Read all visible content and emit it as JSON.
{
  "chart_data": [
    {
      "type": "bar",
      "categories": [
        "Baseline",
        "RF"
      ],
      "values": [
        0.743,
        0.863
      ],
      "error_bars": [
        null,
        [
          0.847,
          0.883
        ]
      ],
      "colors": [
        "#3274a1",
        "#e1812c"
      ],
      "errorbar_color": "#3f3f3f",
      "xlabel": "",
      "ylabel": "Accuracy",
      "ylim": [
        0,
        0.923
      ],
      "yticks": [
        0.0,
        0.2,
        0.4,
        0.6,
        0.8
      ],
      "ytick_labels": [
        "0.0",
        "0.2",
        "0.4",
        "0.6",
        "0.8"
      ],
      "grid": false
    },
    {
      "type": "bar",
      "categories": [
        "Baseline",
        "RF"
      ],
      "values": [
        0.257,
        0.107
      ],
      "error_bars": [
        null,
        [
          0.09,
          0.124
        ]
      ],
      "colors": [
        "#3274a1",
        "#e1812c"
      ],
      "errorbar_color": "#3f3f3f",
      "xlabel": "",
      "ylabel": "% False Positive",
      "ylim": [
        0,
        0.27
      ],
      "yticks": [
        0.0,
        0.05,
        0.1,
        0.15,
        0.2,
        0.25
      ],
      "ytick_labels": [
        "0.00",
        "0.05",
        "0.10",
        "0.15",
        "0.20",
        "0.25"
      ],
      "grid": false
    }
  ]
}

────────

**Task statement**
Give the complete listing a second time, exactly as it reads.

**Output**
Read all visible content and emit it as JSON.
{
  "chart_data": [
    {
      "type": "bar",
      "categories": [
        "Baseline",
        "RF"
      ],
      "values": [
        0.743,
        0.863
      ],
      "error_bars": [
        null,
        [
          0.847,
          0.883
        ]
      ],
      "colors": [
        "#3274a1",
        "#e1812c"
      ],
      "errorbar_color": "#3f3f3f",
      "xlabel": "",
      "ylabel": "Accuracy",
      "ylim": [
        0,
        0.923
      ],
      "yticks": [
        0.0,
        0.2,
        0.4,
        0.6,
        0.8
      ],
      "ytick_labels": [
        "0.0",
        "0.2",
        "0.4",
        "0.6",
        "0.8"
      ],
      "grid": false
    },
    {
      "type": "bar",
      "categories": [
        "Baseline",
        "RF"
      ],
      "values": [
        0.257,
        0.107
      ],
      "error_bars": [
        null,
        [
          0.09,
          0.124
        ]
      ],
      "colors": [
        "#3274a1",
        "#e1812c"
      ],
      "errorbar_color": "#3f3f3f",
      "xlabel": "",
      "ylabel": "% False Positive",
      "ylim": [
        0,
        0.27
      ],
      "yticks": [
        0.0,
        0.05,
        0.1,
        0.15,
        0.2,
        0.25
      ],
      "ytick_labels": [
        "0.00",
        "0.05",
        "0.10",
        "0.15",
        "0.20",
        "0.25"
      ],
      "grid": false
    }
  ]
}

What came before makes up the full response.